What the task asks ::
Could you copy every entry exactly, dropping the pictures?

[Dataset listings of figures]
■ ■ ■ ■ ■ ■ ■

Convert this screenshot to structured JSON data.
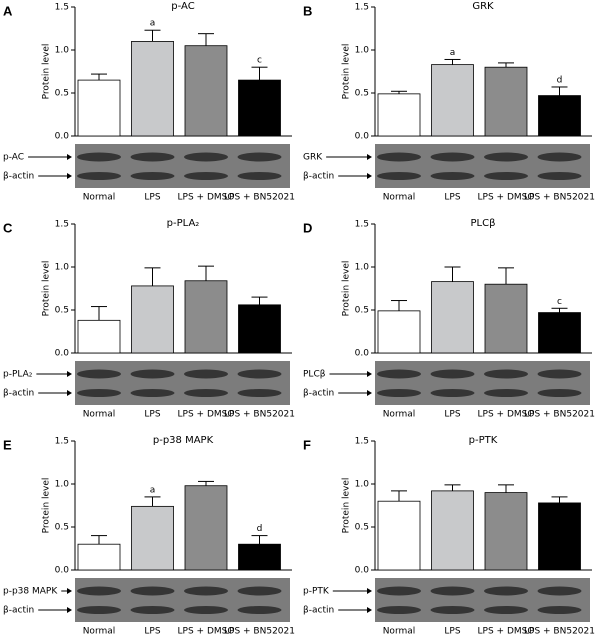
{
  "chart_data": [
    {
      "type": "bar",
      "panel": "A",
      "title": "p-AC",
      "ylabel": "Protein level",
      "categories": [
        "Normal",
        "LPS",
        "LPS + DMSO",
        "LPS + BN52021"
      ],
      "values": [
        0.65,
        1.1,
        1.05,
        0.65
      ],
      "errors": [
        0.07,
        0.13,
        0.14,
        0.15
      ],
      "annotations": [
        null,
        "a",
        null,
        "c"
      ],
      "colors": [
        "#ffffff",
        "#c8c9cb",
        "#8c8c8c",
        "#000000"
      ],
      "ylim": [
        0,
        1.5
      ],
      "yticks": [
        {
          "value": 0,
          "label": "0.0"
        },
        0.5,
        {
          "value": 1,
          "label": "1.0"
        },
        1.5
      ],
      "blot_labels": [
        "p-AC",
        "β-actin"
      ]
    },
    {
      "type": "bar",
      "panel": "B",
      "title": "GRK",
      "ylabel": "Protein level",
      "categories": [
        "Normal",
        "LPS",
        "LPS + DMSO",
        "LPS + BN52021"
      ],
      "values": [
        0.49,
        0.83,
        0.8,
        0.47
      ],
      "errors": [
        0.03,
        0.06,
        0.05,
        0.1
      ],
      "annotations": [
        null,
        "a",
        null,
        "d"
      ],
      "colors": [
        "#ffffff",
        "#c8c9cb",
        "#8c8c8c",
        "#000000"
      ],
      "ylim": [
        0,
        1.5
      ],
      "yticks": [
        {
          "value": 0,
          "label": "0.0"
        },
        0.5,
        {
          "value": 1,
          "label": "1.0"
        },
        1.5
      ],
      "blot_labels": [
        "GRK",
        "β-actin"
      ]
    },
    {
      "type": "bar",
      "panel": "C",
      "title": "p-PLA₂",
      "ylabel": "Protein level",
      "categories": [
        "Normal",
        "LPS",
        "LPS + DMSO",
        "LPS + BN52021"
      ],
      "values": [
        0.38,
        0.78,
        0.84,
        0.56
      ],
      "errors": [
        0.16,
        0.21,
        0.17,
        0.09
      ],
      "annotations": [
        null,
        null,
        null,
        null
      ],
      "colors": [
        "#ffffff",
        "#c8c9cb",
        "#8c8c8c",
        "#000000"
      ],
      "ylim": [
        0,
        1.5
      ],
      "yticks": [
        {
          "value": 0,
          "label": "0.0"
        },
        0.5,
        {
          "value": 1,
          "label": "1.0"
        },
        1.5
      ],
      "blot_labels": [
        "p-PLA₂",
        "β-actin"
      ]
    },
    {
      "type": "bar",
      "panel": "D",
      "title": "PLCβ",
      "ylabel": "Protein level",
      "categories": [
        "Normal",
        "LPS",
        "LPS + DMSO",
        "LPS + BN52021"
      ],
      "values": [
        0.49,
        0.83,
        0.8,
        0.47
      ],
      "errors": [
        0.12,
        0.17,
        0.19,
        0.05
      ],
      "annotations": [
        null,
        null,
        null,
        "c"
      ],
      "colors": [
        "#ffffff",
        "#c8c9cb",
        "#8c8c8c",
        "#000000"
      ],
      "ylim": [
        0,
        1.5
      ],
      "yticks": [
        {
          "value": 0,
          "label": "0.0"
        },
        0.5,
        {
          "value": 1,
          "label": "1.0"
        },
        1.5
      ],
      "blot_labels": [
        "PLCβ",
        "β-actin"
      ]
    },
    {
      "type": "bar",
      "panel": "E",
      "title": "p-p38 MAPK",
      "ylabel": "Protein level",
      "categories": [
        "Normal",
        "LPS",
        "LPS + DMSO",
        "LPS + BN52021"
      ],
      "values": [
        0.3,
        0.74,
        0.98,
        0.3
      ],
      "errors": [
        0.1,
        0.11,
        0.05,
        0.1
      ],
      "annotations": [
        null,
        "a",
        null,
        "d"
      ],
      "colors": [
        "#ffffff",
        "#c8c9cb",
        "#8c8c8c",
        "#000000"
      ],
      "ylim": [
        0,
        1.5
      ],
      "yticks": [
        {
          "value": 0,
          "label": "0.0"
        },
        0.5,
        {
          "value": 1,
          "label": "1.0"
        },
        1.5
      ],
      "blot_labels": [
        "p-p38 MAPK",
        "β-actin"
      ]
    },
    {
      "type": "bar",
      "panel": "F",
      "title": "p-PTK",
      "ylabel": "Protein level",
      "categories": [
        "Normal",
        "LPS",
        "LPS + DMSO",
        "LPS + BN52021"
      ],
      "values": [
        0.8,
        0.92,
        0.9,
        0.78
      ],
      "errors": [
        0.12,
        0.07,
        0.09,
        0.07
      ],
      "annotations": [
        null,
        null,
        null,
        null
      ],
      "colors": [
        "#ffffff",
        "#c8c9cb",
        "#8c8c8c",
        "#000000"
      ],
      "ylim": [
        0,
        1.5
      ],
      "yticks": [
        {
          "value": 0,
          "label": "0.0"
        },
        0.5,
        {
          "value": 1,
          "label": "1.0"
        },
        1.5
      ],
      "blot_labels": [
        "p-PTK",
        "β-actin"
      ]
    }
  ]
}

■ ■ ■ ■ ■ ■ ■

Response for this exercise ::
Convert this screenshot to structured JSON data.
{
  "chart_data": [
    {
      "type": "bar",
      "panel": "A",
      "title": "p-AC",
      "ylabel": "Protein level",
      "categories": [
        "Normal",
        "LPS",
        "LPS + DMSO",
        "LPS + BN52021"
      ],
      "values": [
        0.65,
        1.1,
        1.05,
        0.65
      ],
      "errors": [
        0.07,
        0.13,
        0.14,
        0.15
      ],
      "annotations": [
        null,
        "a",
        null,
        "c"
      ],
      "colors": [
        "#ffffff",
        "#c8c9cb",
        "#8c8c8c",
        "#000000"
      ],
      "ylim": [
        0,
        1.5
      ],
      "yticks": [
        {
          "value": 0,
          "label": "0.0"
        },
        0.5,
        {
          "value": 1,
          "label": "1.0"
        },
        1.5
      ],
      "blot_labels": [
        "p-AC",
        "β-actin"
      ]
    },
    {
      "type": "bar",
      "panel": "B",
      "title": "GRK",
      "ylabel": "Protein level",
      "categories": [
        "Normal",
        "LPS",
        "LPS + DMSO",
        "LPS + BN52021"
      ],
      "values": [
        0.49,
        0.83,
        0.8,
        0.47
      ],
      "errors": [
        0.03,
        0.06,
        0.05,
        0.1
      ],
      "annotations": [
        null,
        "a",
        null,
        "d"
      ],
      "colors": [
        "#ffffff",
        "#c8c9cb",
        "#8c8c8c",
        "#000000"
      ],
      "ylim": [
        0,
        1.5
      ],
      "yticks": [
        {
          "value": 0,
          "label": "0.0"
        },
        0.5,
        {
          "value": 1,
          "label": "1.0"
        },
        1.5
      ],
      "blot_labels": [
        "GRK",
        "β-actin"
      ]
    },
    {
      "type": "bar",
      "panel": "C",
      "title": "p-PLA₂",
      "ylabel": "Protein level",
      "categories": [
        "Normal",
        "LPS",
        "LPS + DMSO",
        "LPS + BN52021"
      ],
      "values": [
        0.38,
        0.78,
        0.84,
        0.56
      ],
      "errors": [
        0.16,
        0.21,
        0.17,
        0.09
      ],
      "annotations": [
        null,
        null,
        null,
        null
      ],
      "colors": [
        "#ffffff",
        "#c8c9cb",
        "#8c8c8c",
        "#000000"
      ],
      "ylim": [
        0,
        1.5
      ],
      "yticks": [
        {
          "value": 0,
          "label": "0.0"
        },
        0.5,
        {
          "value": 1,
          "label": "1.0"
        },
        1.5
      ],
      "blot_labels": [
        "p-PLA₂",
        "β-actin"
      ]
    },
    {
      "type": "bar",
      "panel": "D",
      "title": "PLCβ",
      "ylabel": "Protein level",
      "categories": [
        "Normal",
        "LPS",
        "LPS + DMSO",
        "LPS + BN52021"
      ],
      "values": [
        0.49,
        0.83,
        0.8,
        0.47
      ],
      "errors": [
        0.12,
        0.17,
        0.19,
        0.05
      ],
      "annotations": [
        null,
        null,
        null,
        "c"
      ],
      "colors": [
        "#ffffff",
        "#c8c9cb",
        "#8c8c8c",
        "#000000"
      ],
      "ylim": [
        0,
        1.5
      ],
      "yticks": [
        {
          "value": 0,
          "label": "0.0"
        },
        0.5,
        {
          "value": 1,
          "label": "1.0"
        },
        1.5
      ],
      "blot_labels": [
        "PLCβ",
        "β-actin"
      ]
    },
    {
      "type": "bar",
      "panel": "E",
      "title": "p-p38 MAPK",
      "ylabel": "Protein level",
      "categories": [
        "Normal",
        "LPS",
        "LPS + DMSO",
        "LPS + BN52021"
      ],
      "values": [
        0.3,
        0.74,
        0.98,
        0.3
      ],
      "errors": [
        0.1,
        0.11,
        0.05,
        0.1
      ],
      "annotations": [
        null,
        "a",
        null,
        "d"
      ],
      "colors": [
        "#ffffff",
        "#c8c9cb",
        "#8c8c8c",
        "#000000"
      ],
      "ylim": [
        0,
        1.5
      ],
      "yticks": [
        {
          "value": 0,
          "label": "0.0"
        },
        0.5,
        {
          "value": 1,
          "label": "1.0"
        },
        1.5
      ],
      "blot_labels": [
        "p-p38 MAPK",
        "β-actin"
      ]
    },
    {
      "type": "bar",
      "panel": "F",
      "title": "p-PTK",
      "ylabel": "Protein level",
      "categories": [
        "Normal",
        "LPS",
        "LPS + DMSO",
        "LPS + BN52021"
      ],
      "values": [
        0.8,
        0.92,
        0.9,
        0.78
      ],
      "errors": [
        0.12,
        0.07,
        0.09,
        0.07
      ],
      "annotations": [
        null,
        null,
        null,
        null
      ],
      "colors": [
        "#ffffff",
        "#c8c9cb",
        "#8c8c8c",
        "#000000"
      ],
      "ylim": [
        0,
        1.5
      ],
      "yticks": [
        {
          "value": 0,
          "label": "0.0"
        },
        0.5,
        {
          "value": 1,
          "label": "1.0"
        },
        1.5
      ],
      "blot_labels": [
        "p-PTK",
        "β-actin"
      ]
    }
  ]
}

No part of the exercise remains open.